• [ИСХОДНЫЙ ТЕКСТ]
▼▼▼

Китаец попал в Ленинград и обрабатывал в нем землю.
«А если бы в тот вечер – циркулем на треть земного шара, на треть земного шара шагнуть на восток, через Туркестан, Алатау. Гоби, – то там, в Китае, в Пекине (Иван Иванович был братом!) – в Пекине, в Китае – – —
Белогвардеец, дворянин, офицер императорской армии, эмигрант Петр Иванович Иванов» и т. д. (с. 102).
«Циркулем» и одновременностью действия, а также самим фактом перемещения китаец связан с русским белогвардейцем, связь которого со следователем Иван Ивановичем Ивановым подчеркнута фразой в скобках («Иван Иванович был братом»).
Сама же вещь состоит: из Петра Первого по Мережковскому (точно такого, как в первой разбираемой повести), из следователя, взятого из «Петербурга» Андрея Белого (следователь «боится пространства» (как Аблеухов), к нему приходит «Каменный гость», то есть, конечно, слезший, по воле Андрея Белого, с коня Медный всадник – смотри «Петербург»), и из Пильняком написанных кусков о китайце-красноармейце и русском в Китае.
Все это раскладывается степенно, как карты, долго не сводится одно с другим, и все это вместе и есть Пильняк.
«Санкт-Питер-Бурх» – сравнительно сложный пасьянс, разберем другие две вещи Пильняка: «Голый год» и «Третью столицу».
«Голый год» распадается на несколько кусков, связанных между собой повторениями фраз, общим проходящим «припевом» метели (из Андрея Белого) и участием героев одного отрывка в другом.
Последним меньше всего.
«Вступление» начинается с описания судьбы Доната Ратчина, но эта линия обрывается:
«Город Ордынин и Таежевские заводы – рядом и за тысячу верст отовсюду. – Донат Ратчин – убит белыми: о нем – все» (с. 27).
Поэтому роль обрамляющей новеллы играет не его судьба, а повторение одного описания – описания Китай-города.
Описание введено сперва в судьбу Доната как отрывок «из его бродяжеств». Не привожу его целиком, так как оно длинно (с. 25-26).
Китай-город дан как «китаец» с глазами, как «солдатские пуговицы», «китаец» – ползет на завод.
Описание это целиком повторено на с. 173 – 175: Китай выполз из Ильинки, смолол Ильинку – он как будто наступление Азии на Россию.
На самом деле строй вещи еще схематичнее и отдельные части ее еще менее связаны между собой.

▲▲▲

• [ЗАПИСИ НАБОРА ДАННЫХ]
▼▼▼

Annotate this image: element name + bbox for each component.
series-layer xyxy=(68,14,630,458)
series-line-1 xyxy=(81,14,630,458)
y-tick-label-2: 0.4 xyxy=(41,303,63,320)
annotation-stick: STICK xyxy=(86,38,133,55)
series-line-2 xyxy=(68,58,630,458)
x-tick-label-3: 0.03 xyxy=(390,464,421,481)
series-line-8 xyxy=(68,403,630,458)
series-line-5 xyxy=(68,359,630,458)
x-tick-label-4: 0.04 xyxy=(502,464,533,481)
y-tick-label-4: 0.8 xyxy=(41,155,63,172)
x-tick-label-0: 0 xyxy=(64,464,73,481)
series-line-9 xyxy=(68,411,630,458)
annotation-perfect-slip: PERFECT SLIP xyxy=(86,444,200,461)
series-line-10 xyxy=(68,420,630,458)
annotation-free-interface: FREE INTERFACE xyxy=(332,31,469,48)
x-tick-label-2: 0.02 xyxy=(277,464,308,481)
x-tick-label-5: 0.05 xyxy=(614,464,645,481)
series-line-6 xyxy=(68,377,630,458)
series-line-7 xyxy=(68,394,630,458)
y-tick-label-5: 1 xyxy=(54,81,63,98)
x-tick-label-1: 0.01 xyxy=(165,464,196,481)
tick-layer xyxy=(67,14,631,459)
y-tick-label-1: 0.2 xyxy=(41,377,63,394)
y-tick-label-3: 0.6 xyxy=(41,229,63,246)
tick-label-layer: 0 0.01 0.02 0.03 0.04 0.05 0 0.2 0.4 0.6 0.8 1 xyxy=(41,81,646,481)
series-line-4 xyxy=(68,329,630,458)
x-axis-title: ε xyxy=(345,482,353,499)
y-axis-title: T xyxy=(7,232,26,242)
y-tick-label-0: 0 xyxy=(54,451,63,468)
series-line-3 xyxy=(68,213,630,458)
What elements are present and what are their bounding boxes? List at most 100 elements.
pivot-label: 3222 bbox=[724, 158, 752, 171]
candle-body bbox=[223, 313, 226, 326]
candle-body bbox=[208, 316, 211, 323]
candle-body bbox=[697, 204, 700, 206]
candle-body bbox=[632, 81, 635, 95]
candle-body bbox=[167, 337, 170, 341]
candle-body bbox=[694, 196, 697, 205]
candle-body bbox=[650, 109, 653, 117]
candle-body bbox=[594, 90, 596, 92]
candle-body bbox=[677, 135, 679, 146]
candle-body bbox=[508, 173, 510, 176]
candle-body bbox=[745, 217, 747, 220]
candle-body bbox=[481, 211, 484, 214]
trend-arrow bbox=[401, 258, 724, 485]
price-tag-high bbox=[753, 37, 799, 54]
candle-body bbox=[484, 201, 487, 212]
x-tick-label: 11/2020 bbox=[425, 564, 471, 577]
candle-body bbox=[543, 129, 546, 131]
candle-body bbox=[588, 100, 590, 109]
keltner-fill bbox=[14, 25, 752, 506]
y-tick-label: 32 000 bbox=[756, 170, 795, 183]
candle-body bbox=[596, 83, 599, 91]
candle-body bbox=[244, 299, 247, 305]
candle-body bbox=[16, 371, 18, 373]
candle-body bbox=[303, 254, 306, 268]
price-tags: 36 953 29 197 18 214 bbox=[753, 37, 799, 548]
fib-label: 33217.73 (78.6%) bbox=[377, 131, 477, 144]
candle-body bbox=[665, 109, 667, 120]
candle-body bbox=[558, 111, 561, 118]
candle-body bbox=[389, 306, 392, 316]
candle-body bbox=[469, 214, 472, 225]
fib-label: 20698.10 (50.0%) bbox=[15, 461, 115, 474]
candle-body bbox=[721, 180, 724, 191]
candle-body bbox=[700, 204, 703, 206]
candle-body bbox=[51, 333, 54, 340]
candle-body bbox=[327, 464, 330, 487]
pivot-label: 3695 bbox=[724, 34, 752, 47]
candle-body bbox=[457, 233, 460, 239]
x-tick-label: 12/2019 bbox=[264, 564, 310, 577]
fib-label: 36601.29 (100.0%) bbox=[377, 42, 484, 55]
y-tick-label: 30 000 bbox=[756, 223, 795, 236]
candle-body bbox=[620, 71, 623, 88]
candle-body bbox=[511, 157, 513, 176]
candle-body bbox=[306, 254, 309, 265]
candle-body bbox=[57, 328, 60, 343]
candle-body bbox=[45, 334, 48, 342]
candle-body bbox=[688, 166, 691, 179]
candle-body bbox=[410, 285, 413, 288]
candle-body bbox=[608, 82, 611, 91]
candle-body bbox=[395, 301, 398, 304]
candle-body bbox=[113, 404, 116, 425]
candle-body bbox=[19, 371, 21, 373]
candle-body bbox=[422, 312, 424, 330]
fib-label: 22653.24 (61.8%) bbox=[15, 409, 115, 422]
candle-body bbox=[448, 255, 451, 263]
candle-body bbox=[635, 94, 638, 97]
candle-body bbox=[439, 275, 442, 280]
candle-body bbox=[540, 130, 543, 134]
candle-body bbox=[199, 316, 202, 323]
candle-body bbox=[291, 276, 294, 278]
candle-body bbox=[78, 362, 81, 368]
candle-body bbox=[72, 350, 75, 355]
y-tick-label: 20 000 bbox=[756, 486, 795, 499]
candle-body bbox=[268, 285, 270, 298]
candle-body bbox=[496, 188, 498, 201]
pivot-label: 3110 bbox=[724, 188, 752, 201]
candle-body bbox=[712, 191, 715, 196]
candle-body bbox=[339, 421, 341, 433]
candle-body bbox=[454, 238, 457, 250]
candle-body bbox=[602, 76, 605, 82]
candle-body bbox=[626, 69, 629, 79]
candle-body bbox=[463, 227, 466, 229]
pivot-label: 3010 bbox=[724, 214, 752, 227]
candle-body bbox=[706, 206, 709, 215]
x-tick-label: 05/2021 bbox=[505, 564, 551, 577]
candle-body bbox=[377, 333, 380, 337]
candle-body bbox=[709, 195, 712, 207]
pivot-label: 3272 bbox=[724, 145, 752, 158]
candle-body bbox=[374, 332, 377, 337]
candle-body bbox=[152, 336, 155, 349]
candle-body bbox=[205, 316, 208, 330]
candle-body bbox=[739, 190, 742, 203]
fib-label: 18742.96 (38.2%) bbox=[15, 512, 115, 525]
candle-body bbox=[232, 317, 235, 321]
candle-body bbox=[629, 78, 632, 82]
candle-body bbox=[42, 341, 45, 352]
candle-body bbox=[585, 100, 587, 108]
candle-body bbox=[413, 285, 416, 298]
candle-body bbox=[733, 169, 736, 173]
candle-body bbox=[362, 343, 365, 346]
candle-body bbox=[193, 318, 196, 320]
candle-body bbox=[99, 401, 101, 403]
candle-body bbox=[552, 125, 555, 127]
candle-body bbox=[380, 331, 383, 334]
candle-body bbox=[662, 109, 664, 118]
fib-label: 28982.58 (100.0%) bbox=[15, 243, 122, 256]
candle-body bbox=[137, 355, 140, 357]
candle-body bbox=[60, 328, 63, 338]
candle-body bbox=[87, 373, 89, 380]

▲▲▲
▼▼▼

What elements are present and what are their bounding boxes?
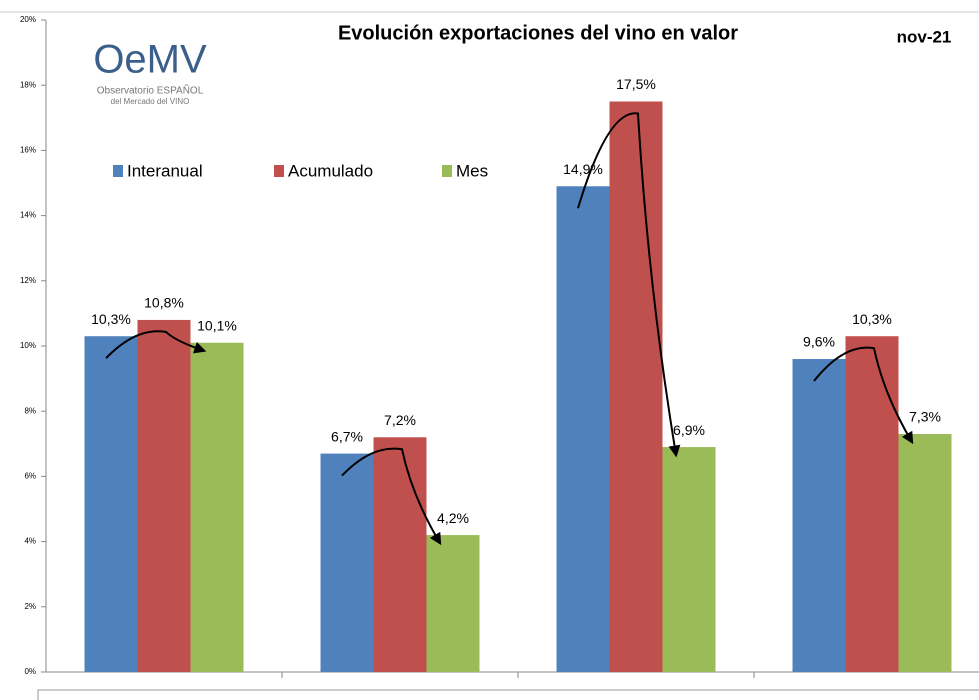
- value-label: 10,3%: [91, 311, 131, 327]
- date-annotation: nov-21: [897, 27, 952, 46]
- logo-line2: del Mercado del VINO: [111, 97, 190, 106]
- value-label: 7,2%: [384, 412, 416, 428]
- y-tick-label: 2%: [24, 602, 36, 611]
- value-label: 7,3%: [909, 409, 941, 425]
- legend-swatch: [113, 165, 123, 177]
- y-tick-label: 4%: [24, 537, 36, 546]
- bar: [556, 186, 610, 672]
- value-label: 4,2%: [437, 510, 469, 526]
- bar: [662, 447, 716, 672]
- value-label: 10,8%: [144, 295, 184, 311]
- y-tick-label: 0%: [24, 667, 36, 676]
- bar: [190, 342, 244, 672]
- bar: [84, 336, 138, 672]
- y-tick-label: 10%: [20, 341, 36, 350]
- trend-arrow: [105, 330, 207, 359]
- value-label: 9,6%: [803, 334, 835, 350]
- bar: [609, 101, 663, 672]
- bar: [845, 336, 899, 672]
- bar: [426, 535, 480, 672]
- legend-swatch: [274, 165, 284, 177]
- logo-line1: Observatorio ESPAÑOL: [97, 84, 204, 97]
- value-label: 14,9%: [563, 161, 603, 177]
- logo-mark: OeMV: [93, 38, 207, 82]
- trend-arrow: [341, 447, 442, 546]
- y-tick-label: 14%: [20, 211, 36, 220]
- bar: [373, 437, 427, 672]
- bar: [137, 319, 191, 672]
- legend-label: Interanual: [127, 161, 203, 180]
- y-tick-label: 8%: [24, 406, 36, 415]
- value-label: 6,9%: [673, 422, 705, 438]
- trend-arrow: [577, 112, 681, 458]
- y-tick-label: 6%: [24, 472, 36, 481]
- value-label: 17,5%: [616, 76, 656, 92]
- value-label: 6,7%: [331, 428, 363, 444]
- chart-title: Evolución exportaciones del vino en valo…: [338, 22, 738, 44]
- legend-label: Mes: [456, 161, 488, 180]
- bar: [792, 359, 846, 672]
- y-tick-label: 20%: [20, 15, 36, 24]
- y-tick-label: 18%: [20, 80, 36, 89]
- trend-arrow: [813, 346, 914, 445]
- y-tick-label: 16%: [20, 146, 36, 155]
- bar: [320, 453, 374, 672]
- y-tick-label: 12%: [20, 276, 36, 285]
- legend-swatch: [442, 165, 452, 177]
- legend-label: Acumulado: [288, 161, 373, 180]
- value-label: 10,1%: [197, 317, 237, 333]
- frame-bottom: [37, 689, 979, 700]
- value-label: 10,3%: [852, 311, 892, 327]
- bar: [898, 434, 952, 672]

▲▲▲
▼▼▼

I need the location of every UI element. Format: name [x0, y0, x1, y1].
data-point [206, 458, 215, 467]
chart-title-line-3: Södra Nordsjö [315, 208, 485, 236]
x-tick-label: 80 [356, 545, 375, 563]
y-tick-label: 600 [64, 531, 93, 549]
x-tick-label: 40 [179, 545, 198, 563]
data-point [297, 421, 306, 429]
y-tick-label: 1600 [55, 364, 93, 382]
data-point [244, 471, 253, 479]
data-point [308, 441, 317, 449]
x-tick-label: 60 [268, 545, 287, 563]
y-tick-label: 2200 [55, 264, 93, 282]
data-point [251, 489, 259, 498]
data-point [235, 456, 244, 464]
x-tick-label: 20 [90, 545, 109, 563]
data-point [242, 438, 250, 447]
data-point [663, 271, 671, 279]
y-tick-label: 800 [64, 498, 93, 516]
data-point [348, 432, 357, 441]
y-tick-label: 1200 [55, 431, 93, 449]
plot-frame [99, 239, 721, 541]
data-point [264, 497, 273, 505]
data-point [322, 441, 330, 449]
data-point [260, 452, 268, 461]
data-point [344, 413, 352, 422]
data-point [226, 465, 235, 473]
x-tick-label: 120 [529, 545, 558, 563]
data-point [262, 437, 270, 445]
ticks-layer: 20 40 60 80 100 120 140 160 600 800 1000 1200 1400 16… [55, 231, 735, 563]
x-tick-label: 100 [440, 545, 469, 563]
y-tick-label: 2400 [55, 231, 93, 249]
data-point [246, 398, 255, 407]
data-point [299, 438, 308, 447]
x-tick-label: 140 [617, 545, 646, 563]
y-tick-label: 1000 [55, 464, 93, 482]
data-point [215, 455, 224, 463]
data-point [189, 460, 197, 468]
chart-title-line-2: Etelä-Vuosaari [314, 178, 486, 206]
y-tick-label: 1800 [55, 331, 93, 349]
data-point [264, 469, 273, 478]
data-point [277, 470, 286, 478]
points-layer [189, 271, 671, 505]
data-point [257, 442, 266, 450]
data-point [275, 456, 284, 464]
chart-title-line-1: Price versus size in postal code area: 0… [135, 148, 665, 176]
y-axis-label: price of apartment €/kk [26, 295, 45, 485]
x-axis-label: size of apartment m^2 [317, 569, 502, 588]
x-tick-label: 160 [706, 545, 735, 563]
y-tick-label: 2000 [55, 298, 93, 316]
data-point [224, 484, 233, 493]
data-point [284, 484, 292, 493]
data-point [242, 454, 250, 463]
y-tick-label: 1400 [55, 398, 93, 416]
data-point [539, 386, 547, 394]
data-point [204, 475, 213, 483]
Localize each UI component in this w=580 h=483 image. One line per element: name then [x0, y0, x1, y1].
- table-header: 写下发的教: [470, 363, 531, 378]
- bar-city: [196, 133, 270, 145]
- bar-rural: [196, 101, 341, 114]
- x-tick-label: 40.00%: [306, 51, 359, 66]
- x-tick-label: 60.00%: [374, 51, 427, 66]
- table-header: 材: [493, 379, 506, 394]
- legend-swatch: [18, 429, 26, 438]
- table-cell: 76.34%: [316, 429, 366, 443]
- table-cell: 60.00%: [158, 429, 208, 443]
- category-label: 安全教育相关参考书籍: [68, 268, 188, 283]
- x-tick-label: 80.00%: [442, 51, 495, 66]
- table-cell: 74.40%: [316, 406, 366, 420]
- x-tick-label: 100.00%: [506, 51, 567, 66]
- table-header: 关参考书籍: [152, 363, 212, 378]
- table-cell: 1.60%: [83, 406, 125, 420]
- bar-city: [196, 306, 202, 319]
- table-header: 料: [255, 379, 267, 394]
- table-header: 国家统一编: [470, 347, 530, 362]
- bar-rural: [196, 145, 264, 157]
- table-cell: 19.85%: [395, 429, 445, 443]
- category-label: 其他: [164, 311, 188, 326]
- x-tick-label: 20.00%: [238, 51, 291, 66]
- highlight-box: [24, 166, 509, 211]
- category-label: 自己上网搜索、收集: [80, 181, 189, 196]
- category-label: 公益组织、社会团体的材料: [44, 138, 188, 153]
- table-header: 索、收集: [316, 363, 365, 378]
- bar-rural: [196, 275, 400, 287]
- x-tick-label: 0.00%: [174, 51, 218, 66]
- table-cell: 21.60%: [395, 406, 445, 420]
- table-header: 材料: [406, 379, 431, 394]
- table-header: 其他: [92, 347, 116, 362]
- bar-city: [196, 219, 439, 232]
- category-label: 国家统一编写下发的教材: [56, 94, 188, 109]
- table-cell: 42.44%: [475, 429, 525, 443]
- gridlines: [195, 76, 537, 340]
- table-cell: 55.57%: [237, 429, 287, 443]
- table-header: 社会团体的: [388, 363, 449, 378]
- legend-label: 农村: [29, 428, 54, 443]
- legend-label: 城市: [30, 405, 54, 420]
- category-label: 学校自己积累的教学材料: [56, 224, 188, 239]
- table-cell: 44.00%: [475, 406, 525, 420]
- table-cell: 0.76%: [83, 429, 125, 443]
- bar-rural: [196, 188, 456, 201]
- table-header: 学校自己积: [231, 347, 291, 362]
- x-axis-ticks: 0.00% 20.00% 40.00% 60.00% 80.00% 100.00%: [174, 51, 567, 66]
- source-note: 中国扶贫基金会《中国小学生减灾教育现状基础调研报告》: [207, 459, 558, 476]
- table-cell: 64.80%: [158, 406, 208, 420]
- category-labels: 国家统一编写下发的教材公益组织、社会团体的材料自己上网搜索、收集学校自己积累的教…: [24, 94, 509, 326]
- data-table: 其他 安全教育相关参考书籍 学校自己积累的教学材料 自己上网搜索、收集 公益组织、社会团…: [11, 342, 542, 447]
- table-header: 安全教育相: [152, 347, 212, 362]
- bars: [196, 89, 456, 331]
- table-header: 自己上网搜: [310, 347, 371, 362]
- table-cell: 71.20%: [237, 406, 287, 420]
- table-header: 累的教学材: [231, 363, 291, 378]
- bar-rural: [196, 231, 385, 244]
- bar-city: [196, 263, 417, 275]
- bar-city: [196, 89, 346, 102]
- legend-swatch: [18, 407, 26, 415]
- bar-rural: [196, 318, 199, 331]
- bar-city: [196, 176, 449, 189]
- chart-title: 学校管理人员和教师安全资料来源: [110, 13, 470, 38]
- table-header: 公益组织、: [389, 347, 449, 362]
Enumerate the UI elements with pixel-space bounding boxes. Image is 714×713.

▲▲▲

• [ЧТО НУЖНО СДЕЛАТЬ]
A. Соответствуют ли исходному тексту утверждения (i), (ii) и (iii)? Для каждого ответьте «да» или «нет» и приведите точную цитату из текста, которая это решает.
(i) Части «Голого года» связаны между собой, среди прочего, «припевом» метели, взятым у Андрея Белого.
(ii) Описание Китай-города приведено в тексте целиком.
(iii) Донат Ратчин убит красными.
B. Оформите в виде таблицы Markdown с колонками «№» и «Строка» записи от строки, содержащей «- value-label: 10,3%: [91, 311, 131, 327]», до строки, содержащей «- legend-swatch: [113, 165, 123, 177]», включая обе. Пустые строки не включайте.

• [ОЖИДАЕМЫЕ РЕЗУЛЬТАТЫ]
A.
(i) Да: «общим проходящим «припевом» метели (из Андрея Белого)».
(ii) Нет: «Не привожу его целиком, так как оно длинно (с. 25-26)».
(iii) Нет: «Донат Ратчин – убит белыми».

B.
| № | Строка |
|---|---|
| 1 | - value-label: 10,3%: [91, 311, 131, 327] |
| 2 | - date-annotation: nov-21: [897, 27, 952, 46] |
| 3 | - logo-line2: del Mercado del VINO: [111, 97, 190, 106] |
| 4 | - value-label: 7,2%: [384, 412, 416, 428] |
| 5 | - y-tick-label: 2%: [24, 602, 36, 611] |
| 6 | - value-label: 7,3%: [909, 409, 941, 425] |
| 7 | - legend-swatch: [113, 165, 123, 177] |